What you will do → Everything in the data should be repeated exactly, save for the images.

Material →
╔══

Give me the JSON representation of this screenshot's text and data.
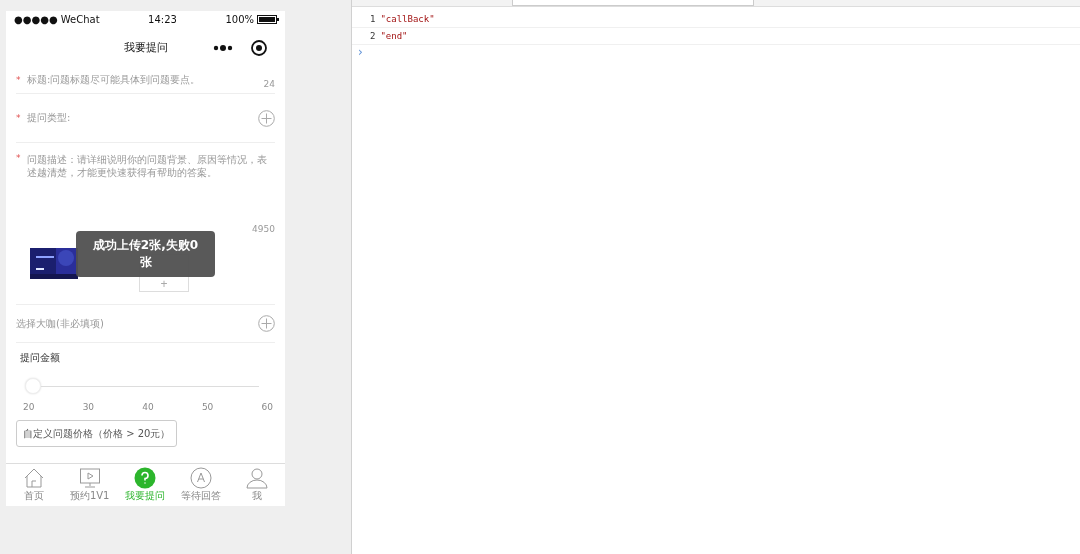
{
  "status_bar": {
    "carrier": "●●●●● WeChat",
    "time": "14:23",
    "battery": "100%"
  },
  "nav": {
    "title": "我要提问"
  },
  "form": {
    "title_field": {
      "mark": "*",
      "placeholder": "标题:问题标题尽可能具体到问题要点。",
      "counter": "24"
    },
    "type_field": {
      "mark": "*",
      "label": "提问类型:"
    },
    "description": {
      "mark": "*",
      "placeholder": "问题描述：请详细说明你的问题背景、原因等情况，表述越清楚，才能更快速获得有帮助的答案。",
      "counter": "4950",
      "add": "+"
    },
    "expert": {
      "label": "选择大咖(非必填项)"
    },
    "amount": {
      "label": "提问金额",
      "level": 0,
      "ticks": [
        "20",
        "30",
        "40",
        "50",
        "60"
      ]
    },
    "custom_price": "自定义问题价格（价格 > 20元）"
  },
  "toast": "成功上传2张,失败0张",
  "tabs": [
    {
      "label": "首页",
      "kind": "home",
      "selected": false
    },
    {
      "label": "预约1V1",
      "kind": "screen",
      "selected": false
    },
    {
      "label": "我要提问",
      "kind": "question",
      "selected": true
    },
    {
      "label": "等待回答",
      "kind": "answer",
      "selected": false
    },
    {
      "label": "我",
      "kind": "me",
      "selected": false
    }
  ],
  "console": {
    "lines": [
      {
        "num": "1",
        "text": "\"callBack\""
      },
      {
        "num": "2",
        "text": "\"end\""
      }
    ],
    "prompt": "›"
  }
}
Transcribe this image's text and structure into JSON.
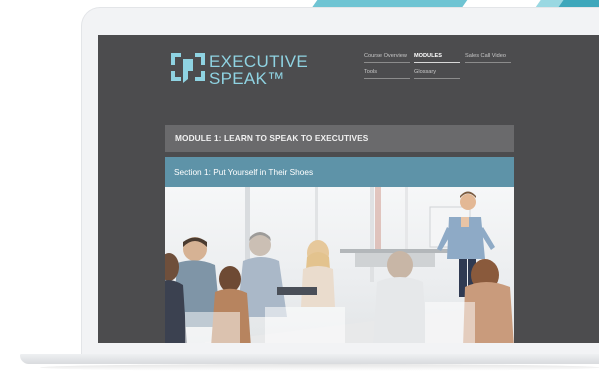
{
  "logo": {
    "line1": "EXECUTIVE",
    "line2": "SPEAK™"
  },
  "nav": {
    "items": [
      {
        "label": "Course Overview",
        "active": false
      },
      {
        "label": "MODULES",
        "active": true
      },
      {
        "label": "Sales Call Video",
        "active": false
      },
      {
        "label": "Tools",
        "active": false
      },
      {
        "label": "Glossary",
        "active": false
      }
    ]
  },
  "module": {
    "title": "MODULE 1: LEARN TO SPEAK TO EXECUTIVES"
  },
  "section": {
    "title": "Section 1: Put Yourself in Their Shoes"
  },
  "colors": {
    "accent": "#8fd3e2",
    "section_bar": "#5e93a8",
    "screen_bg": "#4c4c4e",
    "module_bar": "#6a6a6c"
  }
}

╚══

Complete answer →
Give me the JSON representation of this screenshot's text and data.
{
  "status_bar": {
    "carrier": "●●●●● WeChat",
    "time": "14:23",
    "battery": "100%"
  },
  "nav": {
    "title": "我要提问"
  },
  "form": {
    "title_field": {
      "mark": "*",
      "placeholder": "标题:问题标题尽可能具体到问题要点。",
      "counter": "24"
    },
    "type_field": {
      "mark": "*",
      "label": "提问类型:"
    },
    "description": {
      "mark": "*",
      "placeholder": "问题描述：请详细说明你的问题背景、原因等情况，表述越清楚，才能更快速获得有帮助的答案。",
      "counter": "4950",
      "add": "+"
    },
    "expert": {
      "label": "选择大咖(非必填项)"
    },
    "amount": {
      "label": "提问金额",
      "level": 0,
      "ticks": [
        "20",
        "30",
        "40",
        "50",
        "60"
      ]
    },
    "custom_price": "自定义问题价格（价格 > 20元）"
  },
  "toast": "成功上传2张,失败0张",
  "tabs": [
    {
      "label": "首页",
      "kind": "home",
      "selected": false
    },
    {
      "label": "预约1V1",
      "kind": "screen",
      "selected": false
    },
    {
      "label": "我要提问",
      "kind": "question",
      "selected": true
    },
    {
      "label": "等待回答",
      "kind": "answer",
      "selected": false
    },
    {
      "label": "我",
      "kind": "me",
      "selected": false
    }
  ],
  "console": {
    "lines": [
      {
        "num": "1",
        "text": "\"callBack\""
      },
      {
        "num": "2",
        "text": "\"end\""
      }
    ],
    "prompt": "›"
  }
}
Transcribe this image's text and structure into JSON.
{
  "logo": {
    "line1": "EXECUTIVE",
    "line2": "SPEAK™"
  },
  "nav": {
    "items": [
      {
        "label": "Course Overview",
        "active": false
      },
      {
        "label": "MODULES",
        "active": true
      },
      {
        "label": "Sales Call Video",
        "active": false
      },
      {
        "label": "Tools",
        "active": false
      },
      {
        "label": "Glossary",
        "active": false
      }
    ]
  },
  "module": {
    "title": "MODULE 1: LEARN TO SPEAK TO EXECUTIVES"
  },
  "section": {
    "title": "Section 1: Put Yourself in Their Shoes"
  },
  "colors": {
    "accent": "#8fd3e2",
    "section_bar": "#5e93a8",
    "screen_bg": "#4c4c4e",
    "module_bar": "#6a6a6c"
  }
}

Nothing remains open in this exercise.